**What to do**. Copy the lines below verbatim, from the first line of the entries through the line containing "515, 606, 545]", both included.

**Spatial annotation entries**.
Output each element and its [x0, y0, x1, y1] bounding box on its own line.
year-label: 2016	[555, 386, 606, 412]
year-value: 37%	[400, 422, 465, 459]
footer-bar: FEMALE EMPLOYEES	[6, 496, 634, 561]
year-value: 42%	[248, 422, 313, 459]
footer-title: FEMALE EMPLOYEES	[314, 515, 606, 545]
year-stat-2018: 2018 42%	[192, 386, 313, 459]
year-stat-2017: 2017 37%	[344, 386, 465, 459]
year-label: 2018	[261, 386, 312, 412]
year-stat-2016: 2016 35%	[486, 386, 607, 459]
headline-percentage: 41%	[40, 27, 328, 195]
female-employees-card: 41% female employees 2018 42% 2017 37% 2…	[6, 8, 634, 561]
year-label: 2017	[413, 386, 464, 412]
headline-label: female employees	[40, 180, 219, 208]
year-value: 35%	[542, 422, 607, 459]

**Finished answer**.
Output each element and its [x0, y0, x1, y1] bounding box on its own line.
year-label: 2016	[555, 386, 606, 412]
year-value: 37%	[400, 422, 465, 459]
footer-bar: FEMALE EMPLOYEES	[6, 496, 634, 561]
year-value: 42%	[248, 422, 313, 459]
footer-title: FEMALE EMPLOYEES	[314, 515, 606, 545]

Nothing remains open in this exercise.